[WRITTEN REQUEST] Below are some records. Quote exactly the lines from the one that contains "Extract all readable text from this page." through the last, both included, and leave out the pictures.

— Start DATA ROWS —

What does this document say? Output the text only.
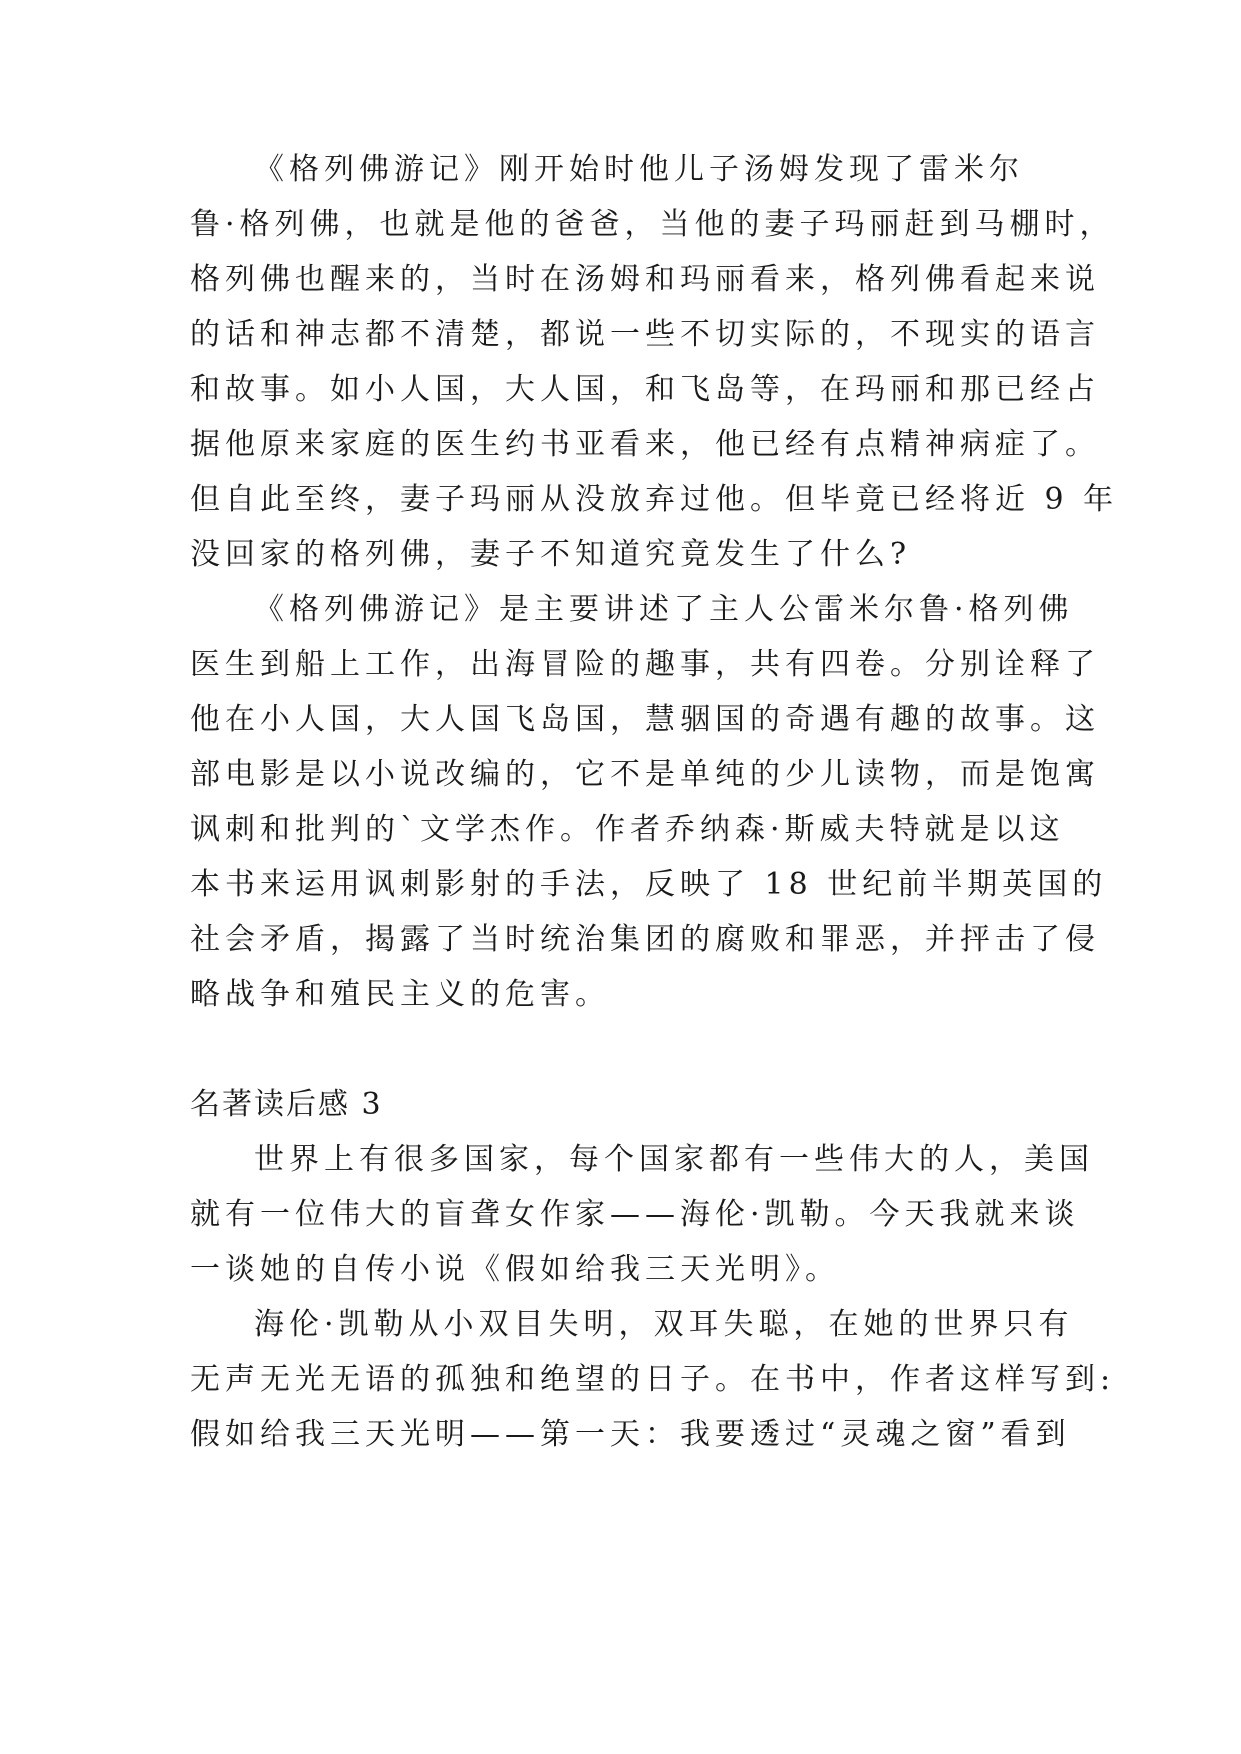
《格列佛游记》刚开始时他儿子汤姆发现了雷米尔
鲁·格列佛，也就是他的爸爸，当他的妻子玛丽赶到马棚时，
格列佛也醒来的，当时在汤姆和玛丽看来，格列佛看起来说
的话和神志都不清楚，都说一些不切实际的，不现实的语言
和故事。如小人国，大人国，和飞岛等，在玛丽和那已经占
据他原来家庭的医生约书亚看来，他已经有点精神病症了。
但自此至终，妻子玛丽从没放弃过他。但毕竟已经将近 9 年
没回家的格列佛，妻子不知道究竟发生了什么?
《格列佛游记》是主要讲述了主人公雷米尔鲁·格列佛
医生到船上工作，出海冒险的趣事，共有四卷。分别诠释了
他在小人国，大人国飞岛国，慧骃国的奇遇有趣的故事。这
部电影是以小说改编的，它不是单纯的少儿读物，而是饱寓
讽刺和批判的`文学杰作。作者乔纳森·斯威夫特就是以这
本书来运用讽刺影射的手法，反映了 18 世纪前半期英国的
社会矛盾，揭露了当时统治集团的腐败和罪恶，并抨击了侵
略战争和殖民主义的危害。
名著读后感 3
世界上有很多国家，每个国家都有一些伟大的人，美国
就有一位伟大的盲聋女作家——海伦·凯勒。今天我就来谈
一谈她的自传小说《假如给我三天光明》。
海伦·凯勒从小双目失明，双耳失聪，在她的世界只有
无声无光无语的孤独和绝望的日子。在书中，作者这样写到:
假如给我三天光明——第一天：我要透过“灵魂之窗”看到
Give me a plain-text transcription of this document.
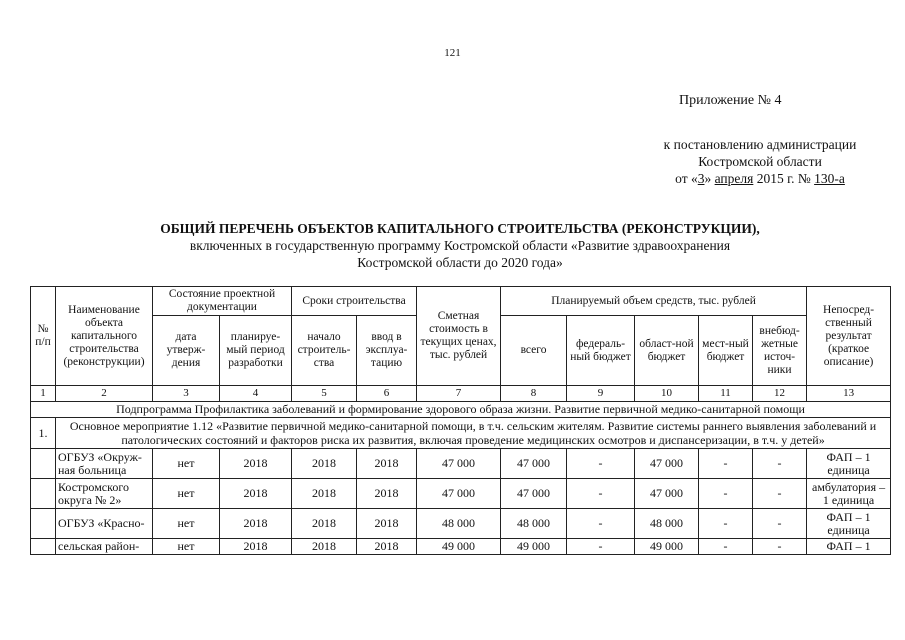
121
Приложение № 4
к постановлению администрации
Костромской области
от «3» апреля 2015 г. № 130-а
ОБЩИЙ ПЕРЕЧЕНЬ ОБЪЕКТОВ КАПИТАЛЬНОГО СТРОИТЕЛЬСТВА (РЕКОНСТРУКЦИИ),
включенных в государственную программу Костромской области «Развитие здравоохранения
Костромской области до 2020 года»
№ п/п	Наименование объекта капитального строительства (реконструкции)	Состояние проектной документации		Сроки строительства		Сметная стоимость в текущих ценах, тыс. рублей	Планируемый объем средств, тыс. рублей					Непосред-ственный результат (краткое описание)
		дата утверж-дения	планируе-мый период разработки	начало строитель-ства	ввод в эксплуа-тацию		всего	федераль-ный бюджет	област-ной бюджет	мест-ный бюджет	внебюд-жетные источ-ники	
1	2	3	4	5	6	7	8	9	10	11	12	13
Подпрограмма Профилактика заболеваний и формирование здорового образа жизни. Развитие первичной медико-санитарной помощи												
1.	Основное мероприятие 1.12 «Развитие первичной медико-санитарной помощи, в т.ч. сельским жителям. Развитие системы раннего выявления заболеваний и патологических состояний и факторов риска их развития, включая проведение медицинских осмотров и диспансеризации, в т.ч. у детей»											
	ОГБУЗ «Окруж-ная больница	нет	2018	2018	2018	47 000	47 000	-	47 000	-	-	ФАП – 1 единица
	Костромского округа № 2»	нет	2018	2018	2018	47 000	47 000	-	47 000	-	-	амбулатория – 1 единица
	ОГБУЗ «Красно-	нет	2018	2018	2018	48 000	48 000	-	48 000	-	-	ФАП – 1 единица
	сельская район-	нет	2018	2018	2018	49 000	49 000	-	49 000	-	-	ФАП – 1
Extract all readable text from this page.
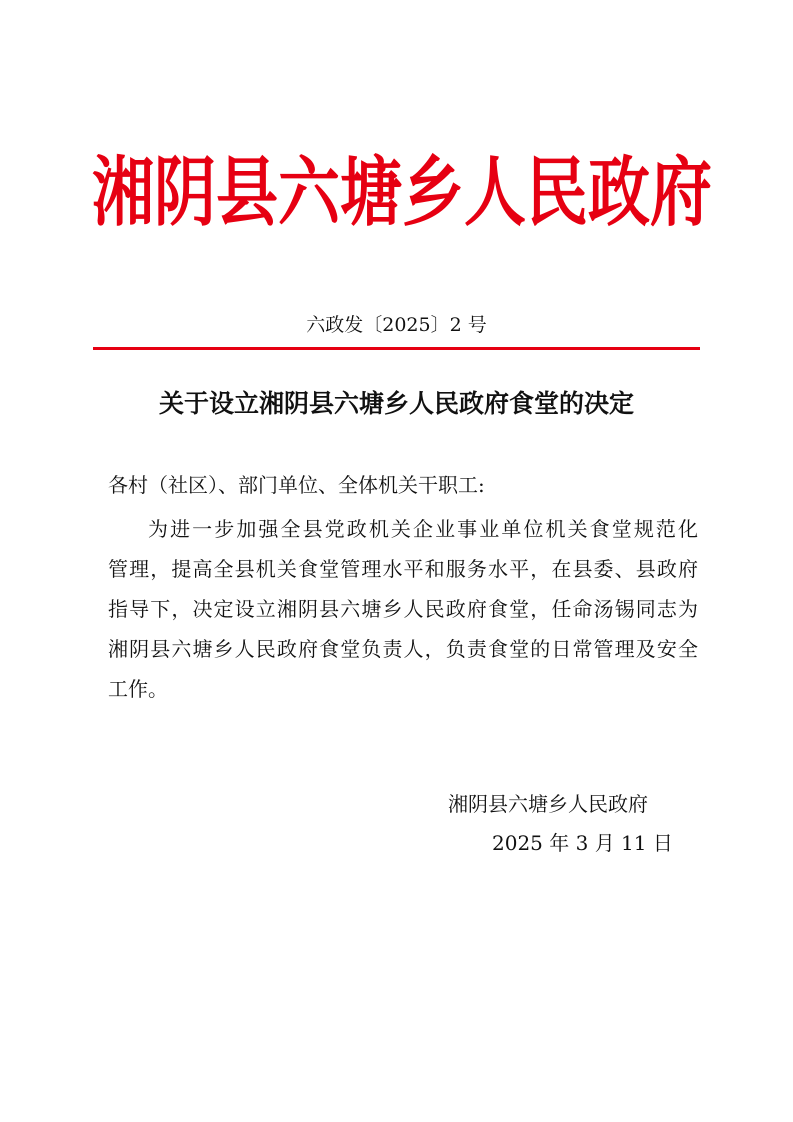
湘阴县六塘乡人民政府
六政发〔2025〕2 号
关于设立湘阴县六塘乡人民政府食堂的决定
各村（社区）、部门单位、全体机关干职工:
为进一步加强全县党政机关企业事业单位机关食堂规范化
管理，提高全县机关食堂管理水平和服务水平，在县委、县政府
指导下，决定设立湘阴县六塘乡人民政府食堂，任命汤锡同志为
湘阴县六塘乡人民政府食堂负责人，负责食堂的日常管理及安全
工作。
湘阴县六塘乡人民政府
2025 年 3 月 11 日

— End DATA ROWS —

[OUTPUT FOR THIS TASK]
Extract all readable text from this page.
湘阴县六塘乡人民政府
六政发〔2025〕2 号
关于设立湘阴县六塘乡人民政府食堂的决定
各村（社区）、部门单位、全体机关干职工:
为进一步加强全县党政机关企业事业单位机关食堂规范化
管理，提高全县机关食堂管理水平和服务水平，在县委、县政府
指导下，决定设立湘阴县六塘乡人民政府食堂，任命汤锡同志为
湘阴县六塘乡人民政府食堂负责人，负责食堂的日常管理及安全
工作。
湘阴县六塘乡人民政府
2025 年 3 月 11 日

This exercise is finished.